++++ Record list
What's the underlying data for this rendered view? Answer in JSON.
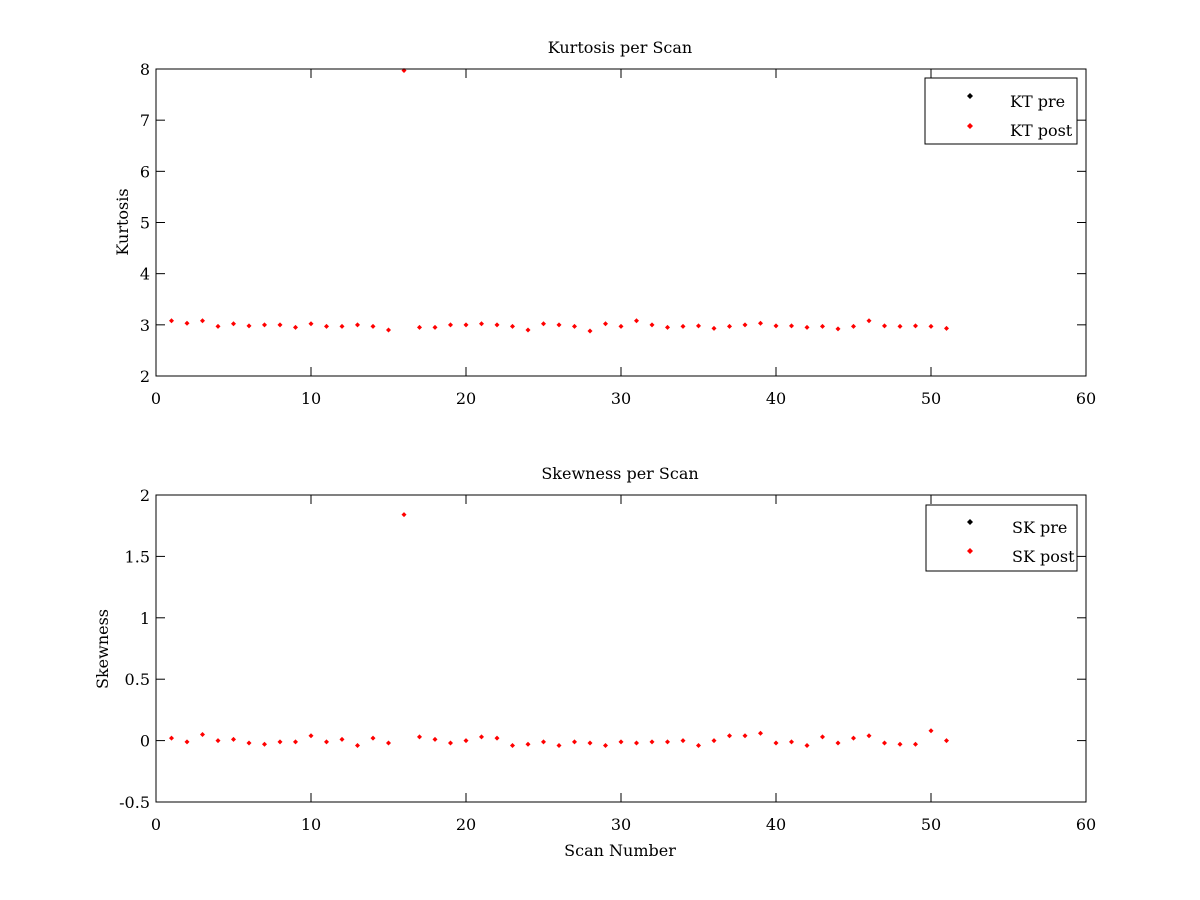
{
  "chart_data": [
    {
      "type": "scatter",
      "title": "Kurtosis per Scan",
      "xlabel": "",
      "ylabel": "Kurtosis",
      "xlim": [
        0,
        60
      ],
      "ylim": [
        2,
        8
      ],
      "xticks": [
        "0",
        "10",
        "20",
        "30",
        "40",
        "50",
        "60"
      ],
      "yticks": [
        "2",
        "3",
        "4",
        "5",
        "6",
        "7",
        "8"
      ],
      "legend_position": "top-right",
      "grid": false,
      "series": [
        {
          "name": "KT pre",
          "color": "#000000",
          "x": [],
          "y": []
        },
        {
          "name": "KT post",
          "color": "#ff0000",
          "x": [
            1,
            2,
            3,
            4,
            5,
            6,
            7,
            8,
            9,
            10,
            11,
            12,
            13,
            14,
            15,
            16,
            17,
            18,
            19,
            20,
            21,
            22,
            23,
            24,
            25,
            26,
            27,
            28,
            29,
            30,
            31,
            32,
            33,
            34,
            35,
            36,
            37,
            38,
            39,
            40,
            41,
            42,
            43,
            44,
            45,
            46,
            47,
            48,
            49,
            50,
            51
          ],
          "y": [
            3.08,
            3.03,
            3.08,
            2.97,
            3.02,
            2.98,
            3.0,
            3.0,
            2.95,
            3.02,
            2.97,
            2.97,
            3.0,
            2.97,
            2.9,
            7.97,
            2.95,
            2.95,
            3.0,
            3.0,
            3.02,
            3.0,
            2.97,
            2.9,
            3.02,
            3.0,
            2.97,
            2.88,
            3.02,
            2.97,
            3.08,
            3.0,
            2.95,
            2.97,
            2.98,
            2.93,
            2.97,
            3.0,
            3.03,
            2.98,
            2.98,
            2.95,
            2.97,
            2.92,
            2.97,
            3.08,
            2.98,
            2.97,
            2.98,
            2.97,
            2.93
          ]
        }
      ]
    },
    {
      "type": "scatter",
      "title": "Skewness per Scan",
      "xlabel": "Scan Number",
      "ylabel": "Skewness",
      "xlim": [
        0,
        60
      ],
      "ylim": [
        -0.5,
        2
      ],
      "xticks": [
        "0",
        "10",
        "20",
        "30",
        "40",
        "50",
        "60"
      ],
      "yticks": [
        "-0.5",
        "0",
        "0.5",
        "1",
        "1.5",
        "2"
      ],
      "legend_position": "top-right",
      "grid": false,
      "series": [
        {
          "name": "SK pre",
          "color": "#000000",
          "x": [],
          "y": []
        },
        {
          "name": "SK post",
          "color": "#ff0000",
          "x": [
            1,
            2,
            3,
            4,
            5,
            6,
            7,
            8,
            9,
            10,
            11,
            12,
            13,
            14,
            15,
            16,
            17,
            18,
            19,
            20,
            21,
            22,
            23,
            24,
            25,
            26,
            27,
            28,
            29,
            30,
            31,
            32,
            33,
            34,
            35,
            36,
            37,
            38,
            39,
            40,
            41,
            42,
            43,
            44,
            45,
            46,
            47,
            48,
            49,
            50,
            51
          ],
          "y": [
            0.02,
            -0.01,
            0.05,
            0.0,
            0.01,
            -0.02,
            -0.03,
            -0.01,
            -0.01,
            0.04,
            -0.01,
            0.01,
            -0.04,
            0.02,
            -0.02,
            1.84,
            0.03,
            0.01,
            -0.02,
            0.0,
            0.03,
            0.02,
            -0.04,
            -0.03,
            -0.01,
            -0.04,
            -0.01,
            -0.02,
            -0.04,
            -0.01,
            -0.02,
            -0.01,
            -0.01,
            0.0,
            -0.04,
            0.0,
            0.04,
            0.04,
            0.06,
            -0.02,
            -0.01,
            -0.04,
            0.03,
            -0.02,
            0.02,
            0.04,
            -0.02,
            -0.03,
            -0.03,
            0.08,
            0.0
          ]
        }
      ]
    }
  ]
}
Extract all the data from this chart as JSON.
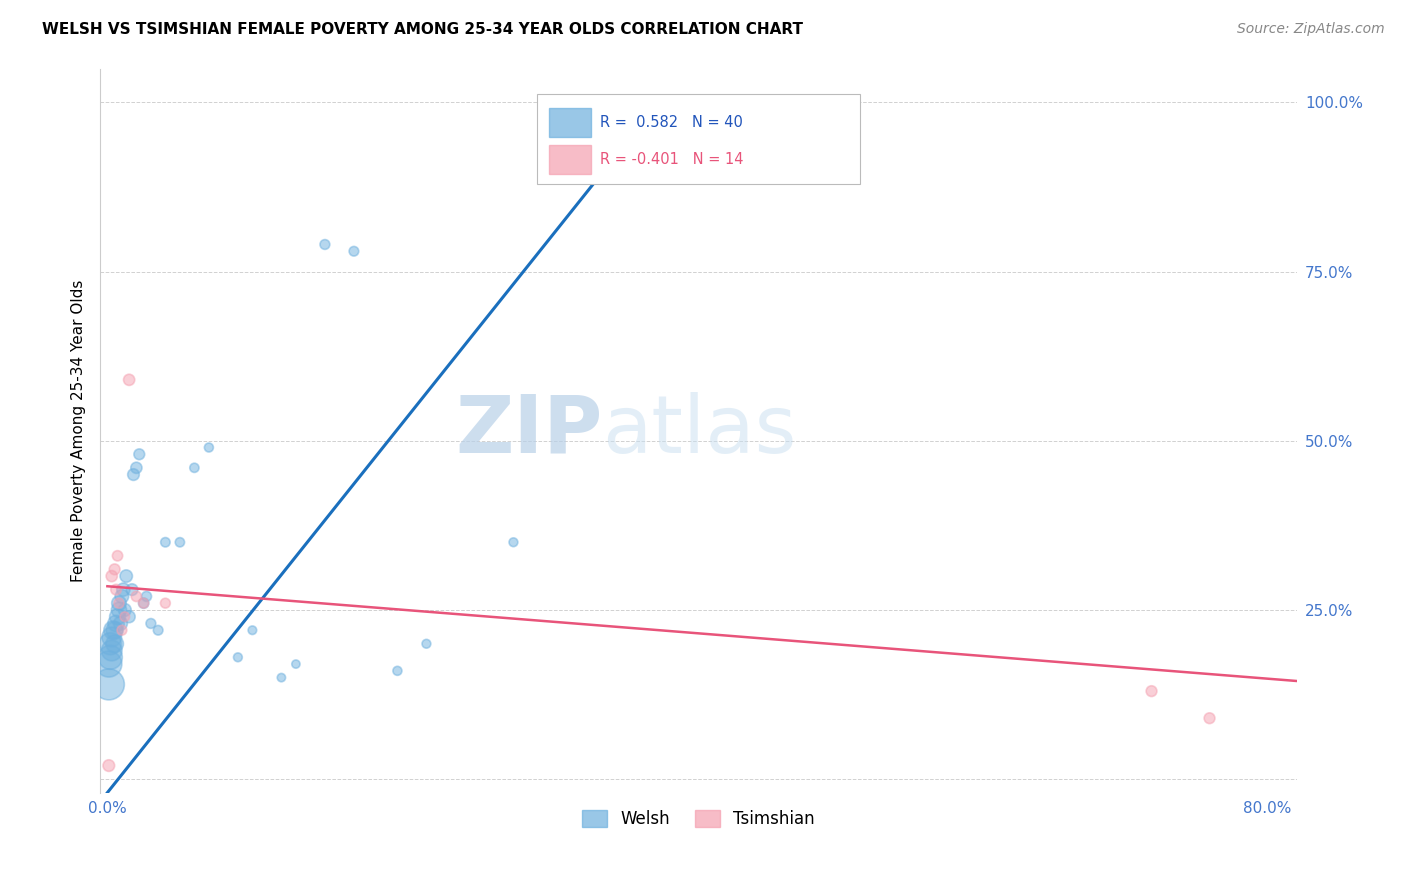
{
  "title": "WELSH VS TSIMSHIAN FEMALE POVERTY AMONG 25-34 YEAR OLDS CORRELATION CHART",
  "source": "Source: ZipAtlas.com",
  "ylabel": "Female Poverty Among 25-34 Year Olds",
  "xlim": [
    -0.005,
    0.82
  ],
  "ylim": [
    -0.02,
    1.05
  ],
  "xticks": [
    0.0,
    0.1,
    0.2,
    0.3,
    0.4,
    0.5,
    0.6,
    0.7,
    0.8
  ],
  "xticklabels": [
    "0.0%",
    "",
    "",
    "",
    "",
    "",
    "",
    "",
    "80.0%"
  ],
  "yticks": [
    0.0,
    0.25,
    0.5,
    0.75,
    1.0
  ],
  "yticklabels": [
    "",
    "25.0%",
    "50.0%",
    "75.0%",
    "100.0%"
  ],
  "welsh_color": "#6eb0de",
  "tsimshian_color": "#f4a0b0",
  "welsh_line_color": "#1a6fbd",
  "tsimshian_line_color": "#e8547a",
  "watermark_zip": "ZIP",
  "watermark_atlas": "atlas",
  "legend_welsh_R": "0.582",
  "legend_welsh_N": "40",
  "legend_tsimshian_R": "-0.401",
  "legend_tsimshian_N": "14",
  "welsh_x": [
    0.001,
    0.001,
    0.002,
    0.002,
    0.003,
    0.003,
    0.004,
    0.005,
    0.005,
    0.006,
    0.007,
    0.008,
    0.008,
    0.009,
    0.01,
    0.011,
    0.012,
    0.013,
    0.015,
    0.017,
    0.018,
    0.02,
    0.022,
    0.025,
    0.027,
    0.03,
    0.035,
    0.04,
    0.05,
    0.06,
    0.07,
    0.09,
    0.1,
    0.12,
    0.13,
    0.15,
    0.17,
    0.2,
    0.22,
    0.28
  ],
  "welsh_y": [
    0.14,
    0.17,
    0.18,
    0.2,
    0.19,
    0.21,
    0.22,
    0.2,
    0.22,
    0.23,
    0.24,
    0.25,
    0.26,
    0.23,
    0.27,
    0.28,
    0.25,
    0.3,
    0.24,
    0.28,
    0.45,
    0.46,
    0.48,
    0.26,
    0.27,
    0.23,
    0.22,
    0.35,
    0.35,
    0.46,
    0.49,
    0.18,
    0.22,
    0.15,
    0.17,
    0.79,
    0.78,
    0.16,
    0.2,
    0.35
  ],
  "welsh_sizes": [
    500,
    350,
    300,
    250,
    220,
    200,
    180,
    160,
    150,
    140,
    130,
    120,
    110,
    100,
    95,
    90,
    85,
    80,
    75,
    70,
    70,
    65,
    60,
    55,
    52,
    50,
    48,
    46,
    45,
    44,
    42,
    40,
    38,
    36,
    35,
    50,
    48,
    42,
    40,
    40
  ],
  "tsimshian_x": [
    0.001,
    0.003,
    0.005,
    0.006,
    0.007,
    0.008,
    0.01,
    0.012,
    0.015,
    0.02,
    0.025,
    0.04,
    0.72,
    0.76
  ],
  "tsimshian_y": [
    0.02,
    0.3,
    0.31,
    0.28,
    0.33,
    0.26,
    0.22,
    0.24,
    0.59,
    0.27,
    0.26,
    0.26,
    0.13,
    0.09
  ],
  "tsimshian_sizes": [
    70,
    65,
    60,
    58,
    55,
    52,
    50,
    48,
    65,
    55,
    52,
    50,
    60,
    60
  ],
  "welsh_line_x0": 0.0,
  "welsh_line_y0": -0.02,
  "welsh_line_x1": 0.38,
  "welsh_line_y1": 1.0,
  "tsim_line_x0": 0.0,
  "tsim_line_y0": 0.285,
  "tsim_line_x1": 0.82,
  "tsim_line_y1": 0.145
}
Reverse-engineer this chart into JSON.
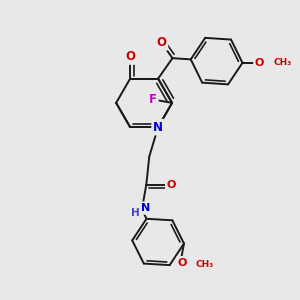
{
  "bg_color": "#e8e8e8",
  "bond_color": "#1a1a1a",
  "bond_width": 1.4,
  "atom_colors": {
    "O": "#cc0000",
    "N": "#0000cc",
    "F": "#cc00cc",
    "H_label": "#4444cc"
  },
  "font_size_atom": 8.5,
  "xlim": [
    0,
    10
  ],
  "ylim": [
    0,
    10
  ]
}
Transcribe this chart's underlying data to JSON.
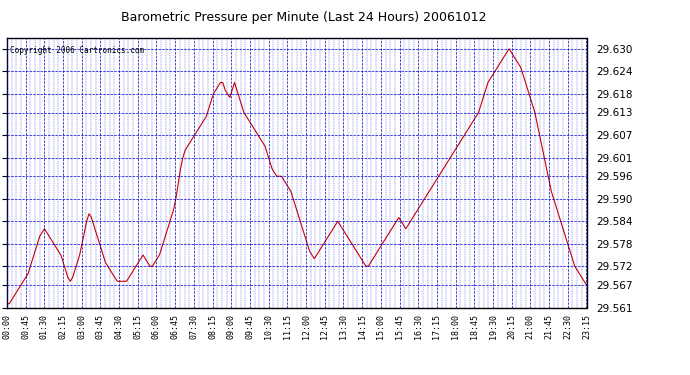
{
  "title": "Barometric Pressure per Minute (Last 24 Hours) 20061012",
  "copyright": "Copyright 2006 Cartronics.com",
  "background_color": "#ffffff",
  "plot_bg_color": "#ffffff",
  "line_color": "#cc0000",
  "grid_color": "#0000cc",
  "ylim": [
    29.561,
    29.633
  ],
  "yticks": [
    29.561,
    29.567,
    29.572,
    29.578,
    29.584,
    29.59,
    29.596,
    29.601,
    29.607,
    29.613,
    29.618,
    29.624,
    29.63
  ],
  "xtick_labels": [
    "00:00",
    "00:45",
    "01:30",
    "02:15",
    "03:00",
    "03:45",
    "04:30",
    "05:15",
    "06:00",
    "06:45",
    "07:30",
    "08:15",
    "09:00",
    "09:45",
    "10:30",
    "11:15",
    "12:00",
    "12:45",
    "13:30",
    "14:15",
    "15:00",
    "15:45",
    "16:30",
    "17:15",
    "18:00",
    "18:45",
    "19:30",
    "20:15",
    "21:00",
    "21:45",
    "22:30",
    "23:15"
  ],
  "data_y": [
    29.562,
    29.562,
    29.563,
    29.564,
    29.565,
    29.566,
    29.567,
    29.568,
    29.569,
    29.57,
    29.572,
    29.574,
    29.576,
    29.578,
    29.58,
    29.581,
    29.582,
    29.581,
    29.58,
    29.579,
    29.578,
    29.577,
    29.576,
    29.575,
    29.573,
    29.571,
    29.569,
    29.568,
    29.569,
    29.571,
    29.573,
    29.575,
    29.578,
    29.581,
    29.584,
    29.586,
    29.585,
    29.583,
    29.581,
    29.579,
    29.577,
    29.575,
    29.573,
    29.572,
    29.571,
    29.57,
    29.569,
    29.568,
    29.568,
    29.568,
    29.568,
    29.568,
    29.569,
    29.57,
    29.571,
    29.572,
    29.573,
    29.574,
    29.575,
    29.574,
    29.573,
    29.572,
    29.572,
    29.573,
    29.574,
    29.575,
    29.577,
    29.579,
    29.581,
    29.583,
    29.585,
    29.587,
    29.59,
    29.594,
    29.598,
    29.601,
    29.603,
    29.604,
    29.605,
    29.606,
    29.607,
    29.608,
    29.609,
    29.61,
    29.611,
    29.612,
    29.614,
    29.616,
    29.618,
    29.619,
    29.62,
    29.621,
    29.621,
    29.619,
    29.618,
    29.617,
    29.619,
    29.621,
    29.619,
    29.617,
    29.615,
    29.613,
    29.612,
    29.611,
    29.61,
    29.609,
    29.608,
    29.607,
    29.606,
    29.605,
    29.604,
    29.602,
    29.6,
    29.598,
    29.597,
    29.596,
    29.596,
    29.596,
    29.595,
    29.594,
    29.593,
    29.592,
    29.59,
    29.588,
    29.586,
    29.584,
    29.582,
    29.58,
    29.578,
    29.576,
    29.575,
    29.574,
    29.575,
    29.576,
    29.577,
    29.578,
    29.579,
    29.58,
    29.581,
    29.582,
    29.583,
    29.584,
    29.583,
    29.582,
    29.581,
    29.58,
    29.579,
    29.578,
    29.577,
    29.576,
    29.575,
    29.574,
    29.573,
    29.572,
    29.572,
    29.573,
    29.574,
    29.575,
    29.576,
    29.577,
    29.578,
    29.579,
    29.58,
    29.581,
    29.582,
    29.583,
    29.584,
    29.585,
    29.584,
    29.583,
    29.582,
    29.583,
    29.584,
    29.585,
    29.586,
    29.587,
    29.588,
    29.589,
    29.59,
    29.591,
    29.592,
    29.593,
    29.594,
    29.595,
    29.596,
    29.597,
    29.598,
    29.599,
    29.6,
    29.601,
    29.602,
    29.603,
    29.604,
    29.605,
    29.606,
    29.607,
    29.608,
    29.609,
    29.61,
    29.611,
    29.612,
    29.613,
    29.615,
    29.617,
    29.619,
    29.621,
    29.622,
    29.623,
    29.624,
    29.625,
    29.626,
    29.627,
    29.628,
    29.629,
    29.63,
    29.629,
    29.628,
    29.627,
    29.626,
    29.625,
    29.623,
    29.621,
    29.619,
    29.617,
    29.615,
    29.613,
    29.61,
    29.607,
    29.604,
    29.601,
    29.598,
    29.595,
    29.592,
    29.59,
    29.588,
    29.586,
    29.584,
    29.582,
    29.58,
    29.578,
    29.576,
    29.574,
    29.572,
    29.571,
    29.57,
    29.569,
    29.568,
    29.567
  ]
}
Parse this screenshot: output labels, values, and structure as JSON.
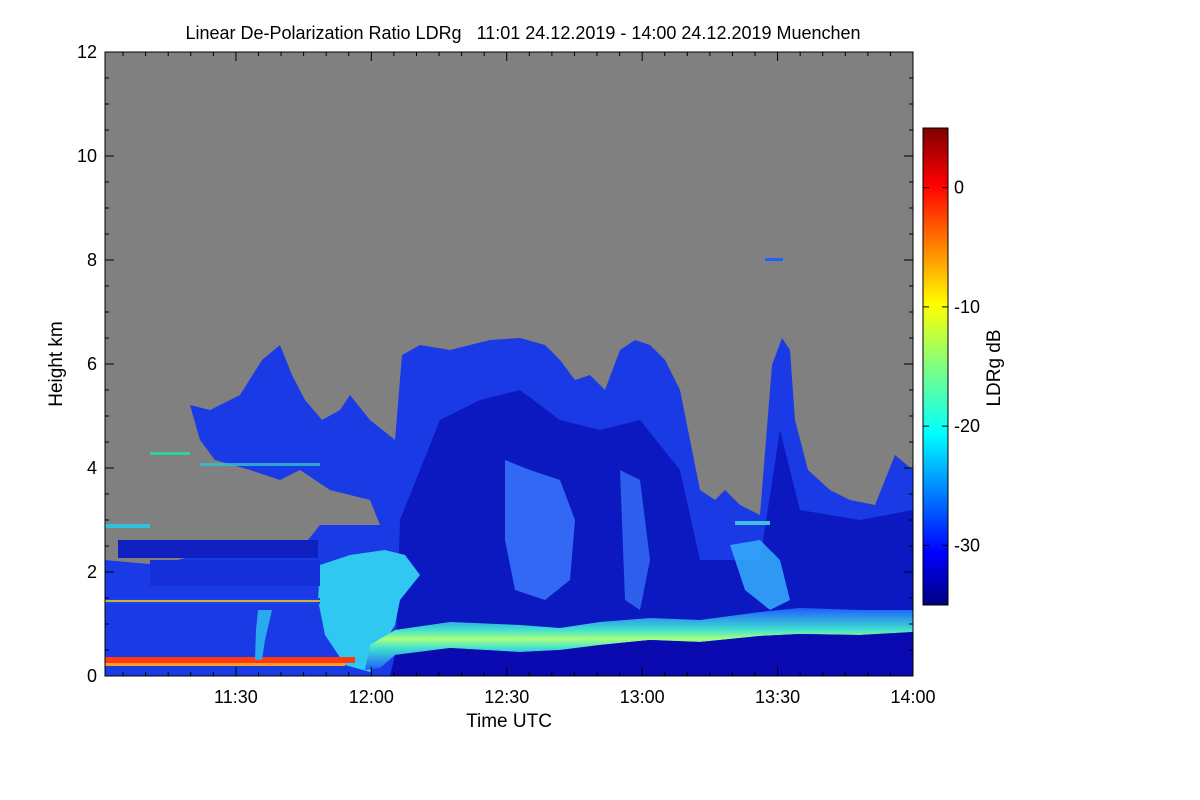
++++++++
■ Short exercise:
Copy every line of the records above that contains "JSON".

■ Task solution:
What's the underlying data for this rendered view? Answer in JSON.
Extract all the data from this chart as JSON.
Reverse-engineer this chart into JSON.
Transcribe this chart's underlying data to JSON.
Parse this screenshot: output labels, values, and structure as JSON.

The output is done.